"""

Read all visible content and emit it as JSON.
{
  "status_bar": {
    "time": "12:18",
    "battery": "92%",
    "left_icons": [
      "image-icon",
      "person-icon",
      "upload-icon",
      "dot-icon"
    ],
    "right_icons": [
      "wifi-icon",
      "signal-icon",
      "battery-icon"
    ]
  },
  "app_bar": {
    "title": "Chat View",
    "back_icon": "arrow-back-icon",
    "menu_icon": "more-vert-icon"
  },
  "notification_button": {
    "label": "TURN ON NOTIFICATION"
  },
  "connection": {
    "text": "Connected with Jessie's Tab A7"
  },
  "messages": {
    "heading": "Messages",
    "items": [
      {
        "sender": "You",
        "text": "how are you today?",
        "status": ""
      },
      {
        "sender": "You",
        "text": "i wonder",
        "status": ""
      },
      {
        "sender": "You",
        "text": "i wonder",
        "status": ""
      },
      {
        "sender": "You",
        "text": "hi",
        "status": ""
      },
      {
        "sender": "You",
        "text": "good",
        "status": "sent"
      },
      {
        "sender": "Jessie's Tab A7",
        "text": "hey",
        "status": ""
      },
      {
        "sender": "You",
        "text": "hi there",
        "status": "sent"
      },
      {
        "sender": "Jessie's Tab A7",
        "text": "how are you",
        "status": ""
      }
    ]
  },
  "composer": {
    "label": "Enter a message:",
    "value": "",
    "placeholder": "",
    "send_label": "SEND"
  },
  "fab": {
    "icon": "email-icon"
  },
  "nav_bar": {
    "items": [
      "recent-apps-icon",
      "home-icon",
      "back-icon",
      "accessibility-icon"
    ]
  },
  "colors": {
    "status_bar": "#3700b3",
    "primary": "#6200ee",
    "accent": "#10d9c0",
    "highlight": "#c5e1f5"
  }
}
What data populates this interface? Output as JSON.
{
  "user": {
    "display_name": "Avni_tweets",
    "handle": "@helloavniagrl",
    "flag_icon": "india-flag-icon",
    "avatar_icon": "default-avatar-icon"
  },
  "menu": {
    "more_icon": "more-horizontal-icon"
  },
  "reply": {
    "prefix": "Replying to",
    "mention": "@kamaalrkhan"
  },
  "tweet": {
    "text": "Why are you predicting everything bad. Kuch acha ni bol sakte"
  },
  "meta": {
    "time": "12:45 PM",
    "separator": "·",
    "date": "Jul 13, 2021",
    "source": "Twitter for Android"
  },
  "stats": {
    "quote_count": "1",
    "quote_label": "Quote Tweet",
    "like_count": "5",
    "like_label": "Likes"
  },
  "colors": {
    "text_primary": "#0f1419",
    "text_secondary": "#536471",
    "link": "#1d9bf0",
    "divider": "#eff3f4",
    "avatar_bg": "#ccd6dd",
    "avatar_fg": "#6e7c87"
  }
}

"""
"""

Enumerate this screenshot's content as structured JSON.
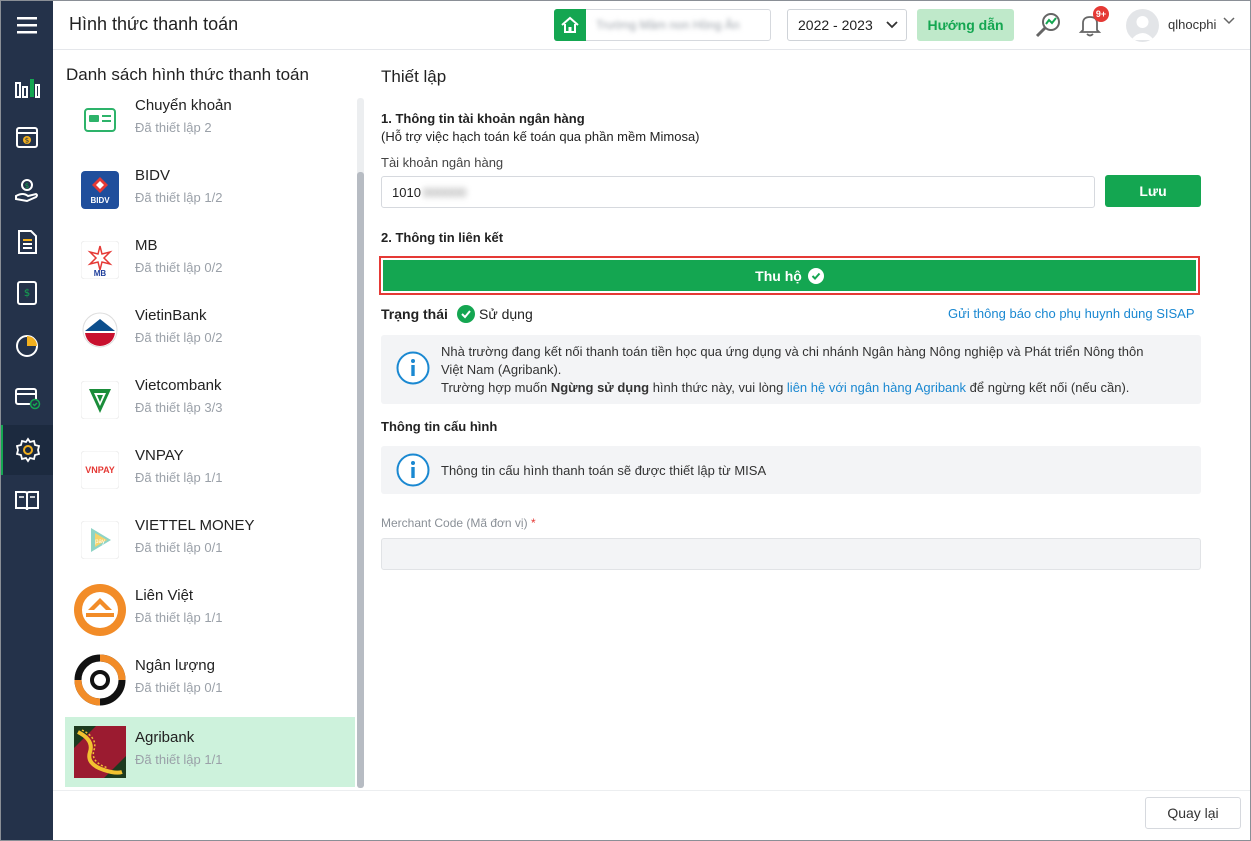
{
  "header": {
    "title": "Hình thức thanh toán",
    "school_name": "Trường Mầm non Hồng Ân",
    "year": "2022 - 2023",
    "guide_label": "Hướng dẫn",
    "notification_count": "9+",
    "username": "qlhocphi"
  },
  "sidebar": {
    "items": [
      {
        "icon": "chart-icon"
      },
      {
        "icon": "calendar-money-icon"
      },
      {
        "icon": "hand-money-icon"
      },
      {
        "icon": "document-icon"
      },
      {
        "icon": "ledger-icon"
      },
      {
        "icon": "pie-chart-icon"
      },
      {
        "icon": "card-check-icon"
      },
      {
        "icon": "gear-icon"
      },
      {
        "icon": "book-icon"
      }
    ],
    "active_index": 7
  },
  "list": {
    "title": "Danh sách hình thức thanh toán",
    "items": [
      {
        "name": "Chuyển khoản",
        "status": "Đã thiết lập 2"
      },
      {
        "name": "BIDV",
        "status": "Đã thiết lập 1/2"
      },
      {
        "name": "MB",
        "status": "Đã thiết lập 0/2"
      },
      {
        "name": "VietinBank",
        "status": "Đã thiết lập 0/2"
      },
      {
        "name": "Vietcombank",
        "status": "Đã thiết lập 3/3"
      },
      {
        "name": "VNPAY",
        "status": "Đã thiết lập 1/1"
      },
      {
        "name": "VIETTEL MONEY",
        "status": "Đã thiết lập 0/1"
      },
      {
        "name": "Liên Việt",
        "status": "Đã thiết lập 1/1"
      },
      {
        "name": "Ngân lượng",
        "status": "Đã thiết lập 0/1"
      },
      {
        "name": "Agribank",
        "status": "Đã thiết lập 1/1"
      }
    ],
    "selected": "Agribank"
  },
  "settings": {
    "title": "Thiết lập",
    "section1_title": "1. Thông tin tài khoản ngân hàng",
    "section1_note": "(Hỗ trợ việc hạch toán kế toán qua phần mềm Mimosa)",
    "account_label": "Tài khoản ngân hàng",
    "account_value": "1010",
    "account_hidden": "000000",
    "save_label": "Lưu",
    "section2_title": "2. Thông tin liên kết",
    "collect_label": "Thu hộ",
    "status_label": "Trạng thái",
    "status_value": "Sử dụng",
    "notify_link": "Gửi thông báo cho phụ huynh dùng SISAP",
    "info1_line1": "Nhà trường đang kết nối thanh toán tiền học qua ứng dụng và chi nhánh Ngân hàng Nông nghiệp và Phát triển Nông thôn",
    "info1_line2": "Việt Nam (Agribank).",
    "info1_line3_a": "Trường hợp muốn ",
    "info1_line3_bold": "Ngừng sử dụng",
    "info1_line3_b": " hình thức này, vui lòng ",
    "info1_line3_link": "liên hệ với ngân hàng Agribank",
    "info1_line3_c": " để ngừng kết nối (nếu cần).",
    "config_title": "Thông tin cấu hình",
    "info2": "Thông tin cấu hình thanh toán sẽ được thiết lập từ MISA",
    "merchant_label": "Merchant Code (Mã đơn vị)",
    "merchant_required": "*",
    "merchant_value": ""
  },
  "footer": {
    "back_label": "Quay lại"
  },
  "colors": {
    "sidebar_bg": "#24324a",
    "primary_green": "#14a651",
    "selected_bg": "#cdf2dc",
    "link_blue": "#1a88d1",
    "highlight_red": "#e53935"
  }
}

"""

Identify the lines in the entries above that contain "hàng", then copy them out.

    "section1_title": "1. Thông tin tài khoản ngân hàng",
    "account_label": "Tài khoản ngân hàng",
    "info1_line1": "Nhà trường đang kết nối thanh toán tiền học qua ứng dụng và chi nhánh Ngân hàng Nông nghiệp và Phát triển Nông thôn",
    "info1_line3_link": "liên hệ với ngân hàng Agribank",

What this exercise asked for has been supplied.